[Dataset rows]
_____
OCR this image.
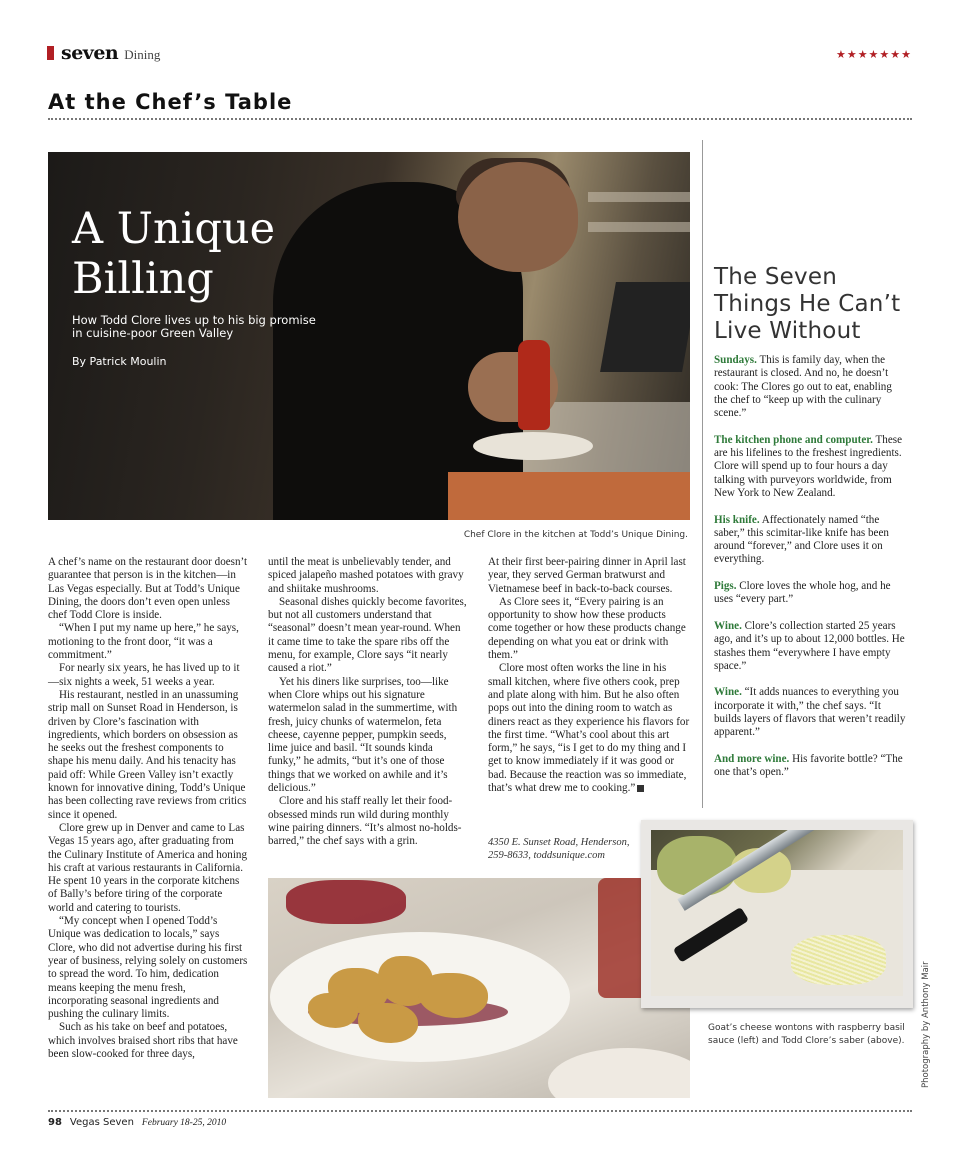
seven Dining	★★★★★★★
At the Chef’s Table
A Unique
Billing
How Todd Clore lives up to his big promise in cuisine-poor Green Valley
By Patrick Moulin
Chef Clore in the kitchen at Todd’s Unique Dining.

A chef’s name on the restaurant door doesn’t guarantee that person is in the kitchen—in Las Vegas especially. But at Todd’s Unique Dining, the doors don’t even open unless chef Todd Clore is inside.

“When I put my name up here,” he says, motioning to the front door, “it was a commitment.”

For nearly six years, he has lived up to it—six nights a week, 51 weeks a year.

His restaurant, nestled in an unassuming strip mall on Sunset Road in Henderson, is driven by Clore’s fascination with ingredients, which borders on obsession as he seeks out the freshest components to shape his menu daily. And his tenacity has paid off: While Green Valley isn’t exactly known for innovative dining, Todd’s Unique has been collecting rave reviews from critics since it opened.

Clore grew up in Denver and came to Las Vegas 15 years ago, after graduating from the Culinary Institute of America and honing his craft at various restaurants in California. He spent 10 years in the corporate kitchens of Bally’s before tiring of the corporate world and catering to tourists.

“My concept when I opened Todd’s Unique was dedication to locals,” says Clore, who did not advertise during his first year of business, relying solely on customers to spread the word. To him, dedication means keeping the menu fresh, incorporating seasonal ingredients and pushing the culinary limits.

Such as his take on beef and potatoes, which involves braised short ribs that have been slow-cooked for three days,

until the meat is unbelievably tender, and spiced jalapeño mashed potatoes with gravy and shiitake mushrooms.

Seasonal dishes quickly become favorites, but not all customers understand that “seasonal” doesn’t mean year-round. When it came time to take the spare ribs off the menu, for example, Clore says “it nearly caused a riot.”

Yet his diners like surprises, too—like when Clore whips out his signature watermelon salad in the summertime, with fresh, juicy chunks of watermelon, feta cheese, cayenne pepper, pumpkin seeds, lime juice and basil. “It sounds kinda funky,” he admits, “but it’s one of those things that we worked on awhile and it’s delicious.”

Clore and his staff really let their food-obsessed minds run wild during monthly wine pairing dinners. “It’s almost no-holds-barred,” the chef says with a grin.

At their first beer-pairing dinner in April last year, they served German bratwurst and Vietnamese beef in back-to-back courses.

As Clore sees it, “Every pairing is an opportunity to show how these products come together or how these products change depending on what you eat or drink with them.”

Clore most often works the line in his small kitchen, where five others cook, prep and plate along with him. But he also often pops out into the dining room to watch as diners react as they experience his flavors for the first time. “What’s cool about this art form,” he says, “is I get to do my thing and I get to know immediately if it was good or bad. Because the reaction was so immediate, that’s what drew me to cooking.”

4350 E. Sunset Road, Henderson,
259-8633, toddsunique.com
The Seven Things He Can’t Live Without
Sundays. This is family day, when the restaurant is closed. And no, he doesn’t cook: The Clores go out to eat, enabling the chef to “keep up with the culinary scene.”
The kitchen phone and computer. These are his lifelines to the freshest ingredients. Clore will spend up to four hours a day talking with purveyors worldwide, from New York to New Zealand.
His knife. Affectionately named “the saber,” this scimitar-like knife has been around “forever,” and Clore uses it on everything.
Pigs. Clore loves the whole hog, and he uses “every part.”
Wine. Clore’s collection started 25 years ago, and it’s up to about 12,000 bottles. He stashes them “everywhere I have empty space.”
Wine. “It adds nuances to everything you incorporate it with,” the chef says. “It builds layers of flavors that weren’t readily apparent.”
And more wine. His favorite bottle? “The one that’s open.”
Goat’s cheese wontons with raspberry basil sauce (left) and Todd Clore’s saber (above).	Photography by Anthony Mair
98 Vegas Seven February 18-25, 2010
_____
Copy every entry word for word, but omit the pictures.

OCR this image.
seven Dining	★★★★★★★
At the Chef’s Table
A Unique
Billing
How Todd Clore lives up to his big promise in cuisine-poor Green Valley
By Patrick Moulin
Chef Clore in the kitchen at Todd’s Unique Dining.

A chef’s name on the restaurant door doesn’t guarantee that person is in the kitchen—in Las Vegas especially. But at Todd’s Unique Dining, the doors don’t even open unless chef Todd Clore is inside.

“When I put my name up here,” he says, motioning to the front door, “it was a commitment.”

For nearly six years, he has lived up to it—six nights a week, 51 weeks a year.

His restaurant, nestled in an unassuming strip mall on Sunset Road in Henderson, is driven by Clore’s fascination with ingredients, which borders on obsession as he seeks out the freshest components to shape his menu daily. And his tenacity has paid off: While Green Valley isn’t exactly known for innovative dining, Todd’s Unique has been collecting rave reviews from critics since it opened.

Clore grew up in Denver and came to Las Vegas 15 years ago, after graduating from the Culinary Institute of America and honing his craft at various restaurants in California. He spent 10 years in the corporate kitchens of Bally’s before tiring of the corporate world and catering to tourists.

“My concept when I opened Todd’s Unique was dedication to locals,” says Clore, who did not advertise during his first year of business, relying solely on customers to spread the word. To him, dedication means keeping the menu fresh, incorporating seasonal ingredients and pushing the culinary limits.

Such as his take on beef and potatoes, which involves braised short ribs that have been slow-cooked for three days,

until the meat is unbelievably tender, and spiced jalapeño mashed potatoes with gravy and shiitake mushrooms.

Seasonal dishes quickly become favorites, but not all customers understand that “seasonal” doesn’t mean year-round. When it came time to take the spare ribs off the menu, for example, Clore says “it nearly caused a riot.”

Yet his diners like surprises, too—like when Clore whips out his signature watermelon salad in the summertime, with fresh, juicy chunks of watermelon, feta cheese, cayenne pepper, pumpkin seeds, lime juice and basil. “It sounds kinda funky,” he admits, “but it’s one of those things that we worked on awhile and it’s delicious.”

Clore and his staff really let their food-obsessed minds run wild during monthly wine pairing dinners. “It’s almost no-holds-barred,” the chef says with a grin.

At their first beer-pairing dinner in April last year, they served German bratwurst and Vietnamese beef in back-to-back courses.

As Clore sees it, “Every pairing is an opportunity to show how these products come together or how these products change depending on what you eat or drink with them.”

Clore most often works the line in his small kitchen, where five others cook, prep and plate along with him. But he also often pops out into the dining room to watch as diners react as they experience his flavors for the first time. “What’s cool about this art form,” he says, “is I get to do my thing and I get to know immediately if it was good or bad. Because the reaction was so immediate, that’s what drew me to cooking.”

4350 E. Sunset Road, Henderson,
259-8633, toddsunique.com
The Seven Things He Can’t Live Without
Sundays. This is family day, when the restaurant is closed. And no, he doesn’t cook: The Clores go out to eat, enabling the chef to “keep up with the culinary scene.”
The kitchen phone and computer. These are his lifelines to the freshest ingredients. Clore will spend up to four hours a day talking with purveyors worldwide, from New York to New Zealand.
His knife. Affectionately named “the saber,” this scimitar-like knife has been around “forever,” and Clore uses it on everything.
Pigs. Clore loves the whole hog, and he uses “every part.”
Wine. Clore’s collection started 25 years ago, and it’s up to about 12,000 bottles. He stashes them “everywhere I have empty space.”
Wine. “It adds nuances to everything you incorporate it with,” the chef says. “It builds layers of flavors that weren’t readily apparent.”
And more wine. His favorite bottle? “The one that’s open.”
Goat’s cheese wontons with raspberry basil sauce (left) and Todd Clore’s saber (above).	Photography by Anthony Mair
98 Vegas Seven February 18-25, 2010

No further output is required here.